╭─ INFORMATION PROVIDED

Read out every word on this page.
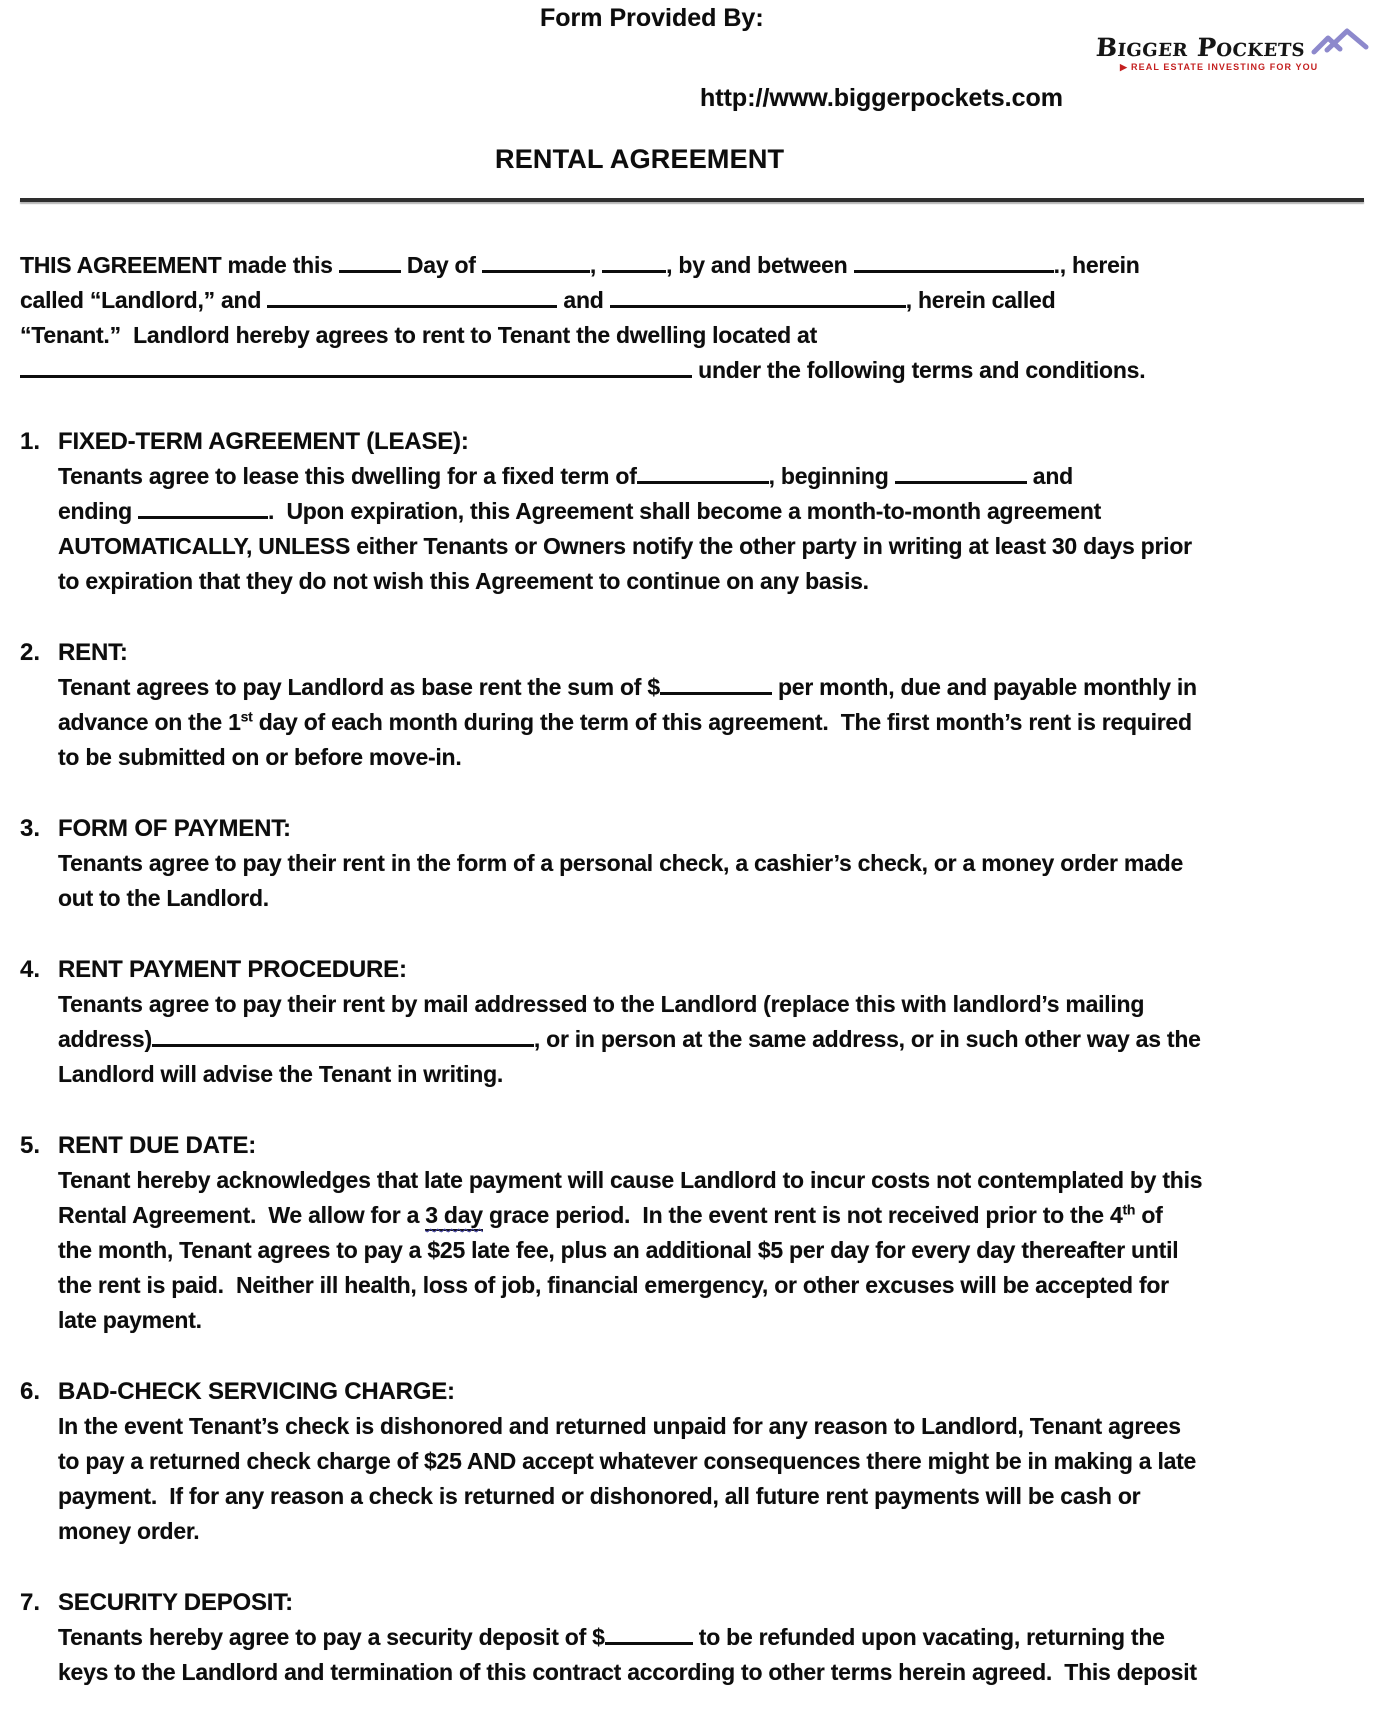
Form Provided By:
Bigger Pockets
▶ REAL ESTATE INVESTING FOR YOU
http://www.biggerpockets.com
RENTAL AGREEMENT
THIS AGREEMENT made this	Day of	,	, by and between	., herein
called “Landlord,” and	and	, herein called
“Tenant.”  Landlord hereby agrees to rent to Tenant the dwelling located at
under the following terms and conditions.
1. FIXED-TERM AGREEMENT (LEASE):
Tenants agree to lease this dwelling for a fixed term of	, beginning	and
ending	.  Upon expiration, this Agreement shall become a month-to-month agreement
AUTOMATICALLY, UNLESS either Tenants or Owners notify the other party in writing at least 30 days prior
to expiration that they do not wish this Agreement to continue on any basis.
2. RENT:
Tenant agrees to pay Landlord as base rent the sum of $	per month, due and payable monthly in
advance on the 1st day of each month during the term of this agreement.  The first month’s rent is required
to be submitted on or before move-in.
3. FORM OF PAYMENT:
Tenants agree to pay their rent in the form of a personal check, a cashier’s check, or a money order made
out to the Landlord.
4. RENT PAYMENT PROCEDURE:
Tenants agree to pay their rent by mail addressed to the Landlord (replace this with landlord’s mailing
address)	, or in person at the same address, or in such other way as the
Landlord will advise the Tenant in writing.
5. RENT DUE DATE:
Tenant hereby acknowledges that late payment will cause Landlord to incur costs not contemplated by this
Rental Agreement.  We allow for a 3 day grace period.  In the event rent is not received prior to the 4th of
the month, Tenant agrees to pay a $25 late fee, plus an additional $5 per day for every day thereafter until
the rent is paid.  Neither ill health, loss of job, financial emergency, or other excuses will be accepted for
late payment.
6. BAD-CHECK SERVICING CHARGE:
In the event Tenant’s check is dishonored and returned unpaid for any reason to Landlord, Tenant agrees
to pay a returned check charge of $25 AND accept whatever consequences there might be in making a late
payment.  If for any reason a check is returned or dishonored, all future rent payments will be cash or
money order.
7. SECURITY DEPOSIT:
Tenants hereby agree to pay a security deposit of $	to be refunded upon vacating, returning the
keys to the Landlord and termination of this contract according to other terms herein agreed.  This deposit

╰─
╭─ INFORMATION PROVIDED

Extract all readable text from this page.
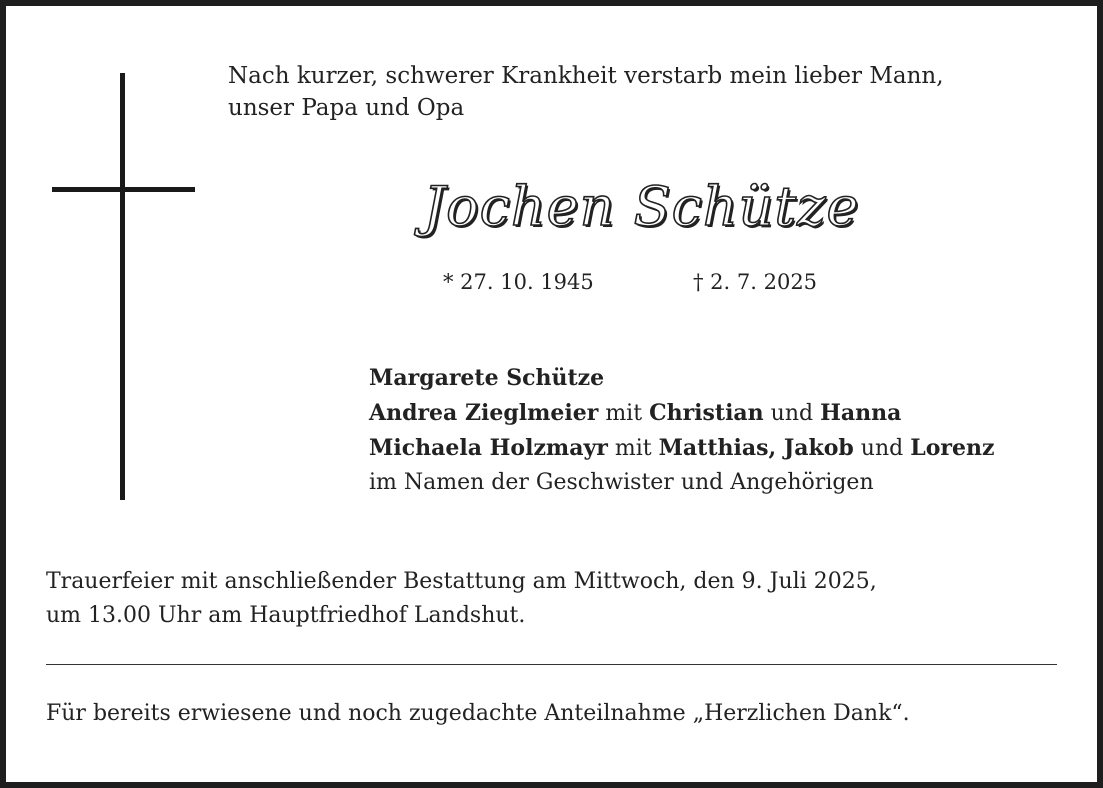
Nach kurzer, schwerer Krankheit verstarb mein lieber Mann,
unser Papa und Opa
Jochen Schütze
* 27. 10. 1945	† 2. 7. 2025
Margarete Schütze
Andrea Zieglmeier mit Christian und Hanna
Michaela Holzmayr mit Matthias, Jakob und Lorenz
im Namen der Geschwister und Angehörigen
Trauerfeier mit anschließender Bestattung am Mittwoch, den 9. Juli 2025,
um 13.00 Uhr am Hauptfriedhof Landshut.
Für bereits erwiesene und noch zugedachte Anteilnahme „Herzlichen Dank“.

╰─

THE EXERCISE:
Scan the material above. Copy each line that holds the word "writing".

COMPLETED EXERCISE:
AUTOMATICALLY, UNLESS either Tenants or Owners notify the other party in writing at least 30 days prior
Landlord will advise the Tenant in writing.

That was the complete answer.